[Saved data entries]
========

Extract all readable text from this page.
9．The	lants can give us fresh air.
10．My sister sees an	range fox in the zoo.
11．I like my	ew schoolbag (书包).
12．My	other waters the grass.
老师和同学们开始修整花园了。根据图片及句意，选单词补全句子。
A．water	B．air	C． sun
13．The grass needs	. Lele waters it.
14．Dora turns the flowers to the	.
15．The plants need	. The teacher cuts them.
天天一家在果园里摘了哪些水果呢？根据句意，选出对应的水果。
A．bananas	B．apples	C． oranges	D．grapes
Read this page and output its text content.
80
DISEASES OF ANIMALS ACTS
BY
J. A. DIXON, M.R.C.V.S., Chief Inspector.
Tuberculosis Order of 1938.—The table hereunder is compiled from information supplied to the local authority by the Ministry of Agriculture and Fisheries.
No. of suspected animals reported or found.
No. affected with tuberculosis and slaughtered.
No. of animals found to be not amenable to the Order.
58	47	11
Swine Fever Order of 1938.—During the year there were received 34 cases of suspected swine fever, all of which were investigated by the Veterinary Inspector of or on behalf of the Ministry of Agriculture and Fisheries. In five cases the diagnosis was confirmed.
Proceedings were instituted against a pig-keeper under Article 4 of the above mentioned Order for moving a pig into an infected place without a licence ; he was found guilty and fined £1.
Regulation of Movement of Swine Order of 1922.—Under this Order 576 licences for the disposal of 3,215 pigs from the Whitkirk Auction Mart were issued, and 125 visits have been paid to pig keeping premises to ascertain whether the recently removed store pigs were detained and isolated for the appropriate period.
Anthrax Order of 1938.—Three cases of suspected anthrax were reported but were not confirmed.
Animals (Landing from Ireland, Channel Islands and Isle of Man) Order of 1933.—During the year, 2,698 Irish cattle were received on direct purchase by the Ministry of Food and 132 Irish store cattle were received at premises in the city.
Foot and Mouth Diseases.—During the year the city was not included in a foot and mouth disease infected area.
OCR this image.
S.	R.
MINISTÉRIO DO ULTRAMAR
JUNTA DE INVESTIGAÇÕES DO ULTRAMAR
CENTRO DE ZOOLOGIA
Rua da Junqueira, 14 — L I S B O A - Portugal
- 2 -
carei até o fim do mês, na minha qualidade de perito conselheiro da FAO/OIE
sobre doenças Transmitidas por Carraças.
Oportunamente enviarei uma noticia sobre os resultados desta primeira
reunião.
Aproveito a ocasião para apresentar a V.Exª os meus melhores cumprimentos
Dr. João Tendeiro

========

WHAT IS REQUIRED:
Give back the whole listing exactly as it reads.

SOLVED EXERCISE:
Extract all readable text from this page.
9．The	lants can give us fresh air.
10．My sister sees an	range fox in the zoo.
11．I like my	ew schoolbag (书包).
12．My	other waters the grass.
老师和同学们开始修整花园了。根据图片及句意，选单词补全句子。
A．water	B．air	C． sun
13．The grass needs	. Lele waters it.
14．Dora turns the flowers to the	.
15．The plants need	. The teacher cuts them.
天天一家在果园里摘了哪些水果呢？根据句意，选出对应的水果。
A．bananas	B．apples	C． oranges	D．grapes
Read this page and output its text content.
80
DISEASES OF ANIMALS ACTS
BY
J. A. DIXON, M.R.C.V.S., Chief Inspector.
Tuberculosis Order of 1938.—The table hereunder is compiled from information supplied to the local authority by the Ministry of Agriculture and Fisheries.
No. of suspected animals reported or found.
No. affected with tuberculosis and slaughtered.
No. of animals found to be not amenable to the Order.
58	47	11
Swine Fever Order of 1938.—During the year there were received 34 cases of suspected swine fever, all of which were investigated by the Veterinary Inspector of or on behalf of the Ministry of Agriculture and Fisheries. In five cases the diagnosis was confirmed.
Proceedings were instituted against a pig-keeper under Article 4 of the above mentioned Order for moving a pig into an infected place without a licence ; he was found guilty and fined £1.
Regulation of Movement of Swine Order of 1922.—Under this Order 576 licences for the disposal of 3,215 pigs from the Whitkirk Auction Mart were issued, and 125 visits have been paid to pig keeping premises to ascertain whether the recently removed store pigs were detained and isolated for the appropriate period.
Anthrax Order of 1938.—Three cases of suspected anthrax were reported but were not confirmed.
Animals (Landing from Ireland, Channel Islands and Isle of Man) Order of 1933.—During the year, 2,698 Irish cattle were received on direct purchase by the Ministry of Food and 132 Irish store cattle were received at premises in the city.
Foot and Mouth Diseases.—During the year the city was not included in a foot and mouth disease infected area.
OCR this image.
S.	R.
MINISTÉRIO DO ULTRAMAR
JUNTA DE INVESTIGAÇÕES DO ULTRAMAR
CENTRO DE ZOOLOGIA
Rua da Junqueira, 14 — L I S B O A - Portugal
- 2 -
carei até o fim do mês, na minha qualidade de perito conselheiro da FAO/OIE
sobre doenças Transmitidas por Carraças.
Oportunamente enviarei uma noticia sobre os resultados desta primeira
reunião.
Aproveito a ocasião para apresentar a V.Exª os meus melhores cumprimentos
Dr. João Tendeiro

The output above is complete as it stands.